Material provided →
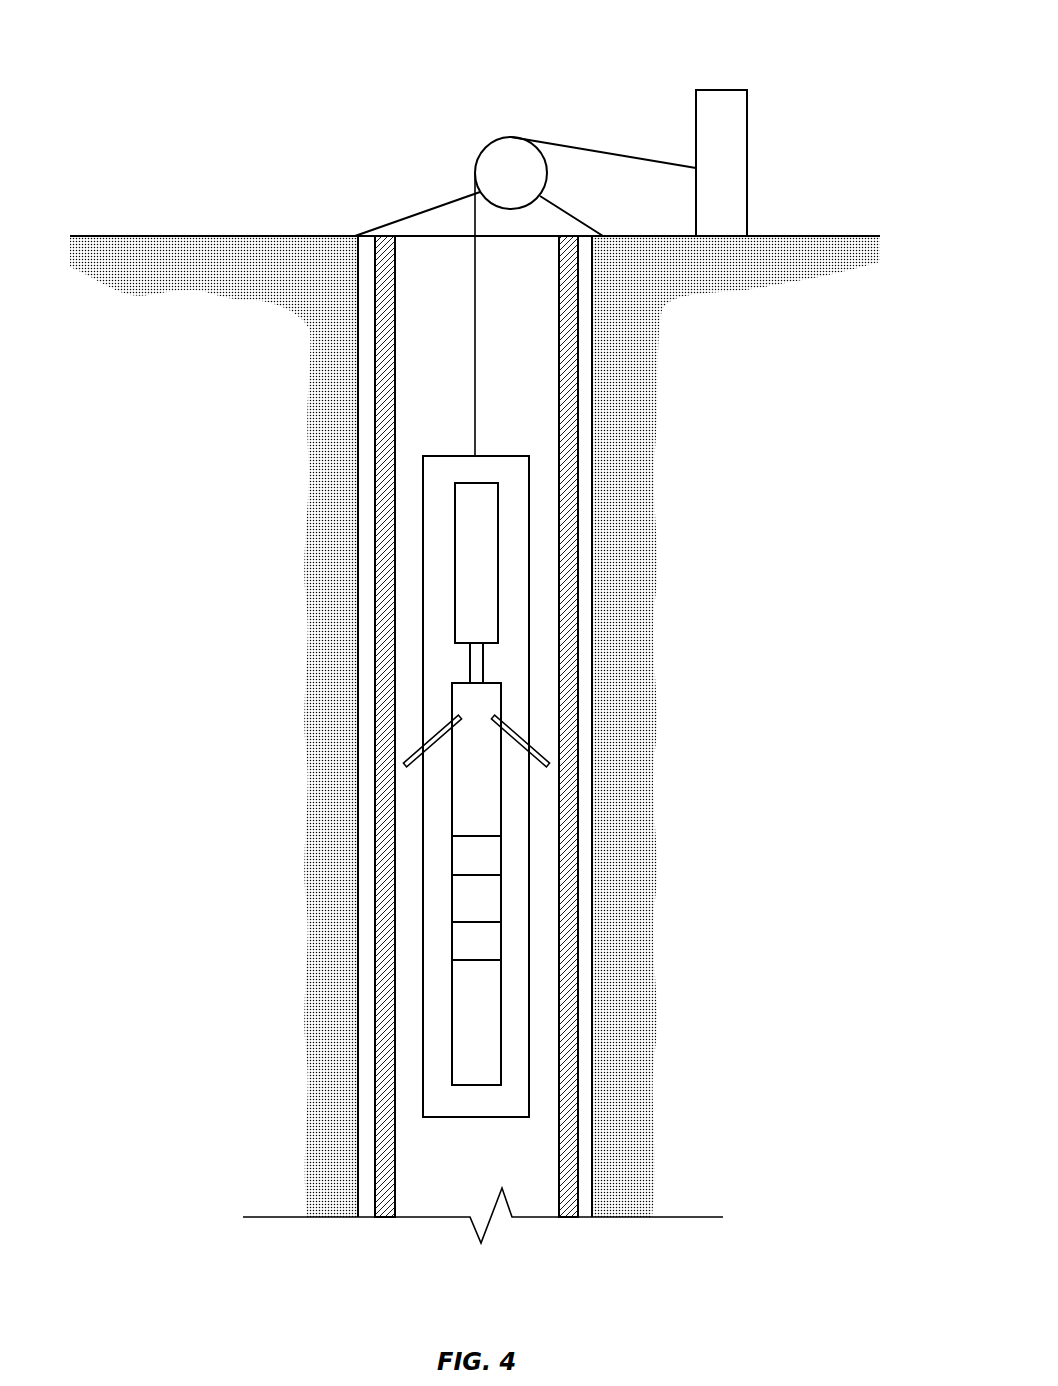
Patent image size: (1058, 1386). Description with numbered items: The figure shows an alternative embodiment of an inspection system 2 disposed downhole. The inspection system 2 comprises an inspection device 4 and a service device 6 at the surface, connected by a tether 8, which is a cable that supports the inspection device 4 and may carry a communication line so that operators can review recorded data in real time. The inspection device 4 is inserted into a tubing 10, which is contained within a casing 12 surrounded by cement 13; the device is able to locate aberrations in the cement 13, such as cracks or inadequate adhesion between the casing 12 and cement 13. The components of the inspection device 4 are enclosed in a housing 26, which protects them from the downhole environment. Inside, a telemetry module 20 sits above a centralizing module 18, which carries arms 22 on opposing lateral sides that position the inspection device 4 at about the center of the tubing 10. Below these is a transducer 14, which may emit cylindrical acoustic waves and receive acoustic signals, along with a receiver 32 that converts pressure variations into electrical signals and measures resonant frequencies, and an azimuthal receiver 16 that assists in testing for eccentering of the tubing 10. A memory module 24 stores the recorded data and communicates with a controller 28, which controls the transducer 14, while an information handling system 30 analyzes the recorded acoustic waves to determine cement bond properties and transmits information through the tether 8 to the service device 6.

The inspection system 2 is at (188, 38).
The inspection device 4 is at (507, 443).
The service device 6 is at (590, 110).
The tether 8 is at (465, 302).
The tubing 10 is at (383, 540).
The casing 12 is at (350, 585).
The cement 13 is at (332, 628).
The transducer 14 is at (468, 795).
The azimuthal receiver 16 is at (480, 942).
The centralizing module 18 is at (508, 678).
The telemetry module 20 is at (508, 540).
The arms 22 is at (438, 733).
The memory module 24 is at (452, 1007).
The housing 26 is at (423, 1107).
The controller 28 is at (501, 998).
The information handling system 30 is at (452, 972).
The receiver 32 is at (480, 857).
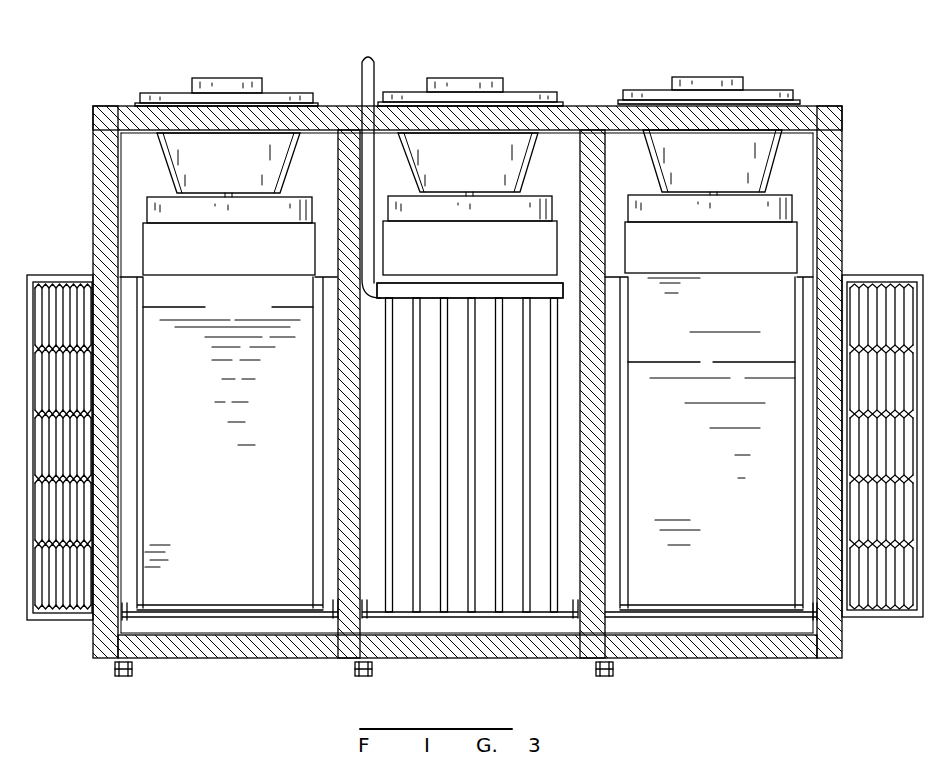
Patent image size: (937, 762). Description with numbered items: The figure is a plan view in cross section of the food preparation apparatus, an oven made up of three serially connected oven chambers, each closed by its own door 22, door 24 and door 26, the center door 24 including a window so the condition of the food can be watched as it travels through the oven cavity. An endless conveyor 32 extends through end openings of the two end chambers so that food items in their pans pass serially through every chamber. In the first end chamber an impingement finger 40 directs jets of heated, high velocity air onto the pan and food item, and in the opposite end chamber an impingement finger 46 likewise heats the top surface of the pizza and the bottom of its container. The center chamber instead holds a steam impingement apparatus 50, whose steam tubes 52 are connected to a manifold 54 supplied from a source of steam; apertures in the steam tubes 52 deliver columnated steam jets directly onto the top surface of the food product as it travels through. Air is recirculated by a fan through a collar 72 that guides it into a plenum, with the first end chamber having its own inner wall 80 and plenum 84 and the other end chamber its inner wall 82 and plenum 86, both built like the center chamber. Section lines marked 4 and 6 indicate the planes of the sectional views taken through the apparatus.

The door 22 is at (187, 660).
The door 24 is at (425, 660).
The door 26 is at (715, 658).
The endless conveyor 32 is at (58, 300).
The impingement finger 40 is at (247, 570).
The impingement finger 46 is at (733, 555).
The steam impingement apparatus 50 is at (562, 372).
The steam tubes 52 is at (442, 355).
The manifold 54 is at (375, 73).
The collar 72 is at (283, 207).
The inner wall 80 is at (200, 170).
The inner wall 82 is at (700, 172).
The plenum 84 is at (230, 257).
The plenum 86 is at (775, 262).
The section line 4- 4 is at (557, 7).
The section line 6- 6 is at (422, 443).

Task brief → Convert the records above into a CSV with the two columns description and locations. Give one row per record, with the description text in the first field and all of its position lines in the second. Put each field in quotes, replace line breaks with spaces, and leave out the pictures.

Written solution →
description,locations
"Patent image size: (1058, 1386). Description with numbered items: The figure shows an alternative embodiment of an inspection system 2 disposed downhole. The inspection system 2 comprises an inspection device 4 and a service device 6 at the surface, connected by a tether 8, which is a cable that supports the inspection device 4 and may carry a communication line so that operators can review recorded data in real time. The inspection device 4 is inserted into a tubing 10, which is contained within a casing 12 surrounded by cement 13; the device is able to locate aberrations in the cement 13, such as cracks or inadequate adhesion between the casing 12 and cement 13. The components of the inspection device 4 are enclosed in a housing 26, which protects them from the downhole environment. Inside, a telemetry module 20 sits above a centralizing module 18, which carries arms 22 on opposing lateral sides that position the inspection device 4 at about the center of the tubing 10. Below these is a transducer 14, which may emit cylindrical acoustic waves and receive acoustic signals, along with a receiver 32 that converts pressure variations into electrical signals and measures resonant frequencies, and an azimuthal receiver 16 that assists in testing for eccentering of the tubing 10. A memory module 24 stores the recorded data and communicates with a controller 28, which controls the transducer 14, while an information handling system 30 analyzes the recorded acoustic waves to determine cement bond properties and transmits information through the tether 8 to the service device 6.","The inspection system 2 is at (188, 38). The inspection device 4 is at (507, 443). The service device 6 is at (590, 110). The tether 8 is at (465, 302). The tubing 10 is at (383, 540). The casing 12 is at (350, 585). The cement 13 is at (332, 628). The transducer 14 is at (468, 795). The azimuthal receiver 16 is at (480, 942). The centralizing module 18 is at (508, 678). The telemetry module 20 is at (508, 540). The arms 22 is at (438, 733). The memory module 24 is at (452, 1007). The housing 26 is at (423, 1107). The controller 28 is at (501, 998). The information handling system 30 is at (452, 972). The receiver 32 is at (480, 857)."
"Patent image size: (937, 762). Description with numbered items: The figure is a plan view in cross section of the food preparation apparatus, an oven made up of three serially connected oven chambers, each closed by its own door 22, door 24 and door 26, the center door 24 including a window so the condition of the food can be watched as it travels through the oven cavity. An endless conveyor 32 extends through end openings of the two end chambers so that food items in their pans pass serially through every chamber. In the first end chamber an impingement finger 40 directs jets of heated, high velocity air onto the pan and food item, and in the opposite end chamber an impingement finger 46 likewise heats the top surface of the pizza and the bottom of its container. The center chamber instead holds a steam impingement apparatus 50, whose steam tubes 52 are connected to a manifold 54 supplied from a source of steam; apertures in the steam tubes 52 deliver columnated steam jets directly onto the top surface of the food product as it travels through. Air is recirculated by a fan through a collar 72 that guides it into a plenum, with the first end chamber having its own inner wall 80 and plenum 84 and the other end chamber its inner wall 82 and plenum 86, both built like the center chamber. Section lines marked 4 and 6 indicate the planes of the sectional views taken through the apparatus.","The door 22 is at (187, 660). The door 24 is at (425, 660). The door 26 is at (715, 658). The endless conveyor 32 is at (58, 300). The impingement finger 40 is at (247, 570). The impingement finger 46 is at (733, 555). The steam impingement apparatus 50 is at (562, 372). The steam tubes 52 is at (442, 355). The manifold 54 is at (375, 73). The collar 72 is at (283, 207). The inner wall 80 is at (200, 170). The inner wall 82 is at (700, 172). The plenum 84 is at (230, 257). The plenum 86 is at (775, 262). The section line 4- 4 is at (557, 7). The section line 6- 6 is at (422, 443)."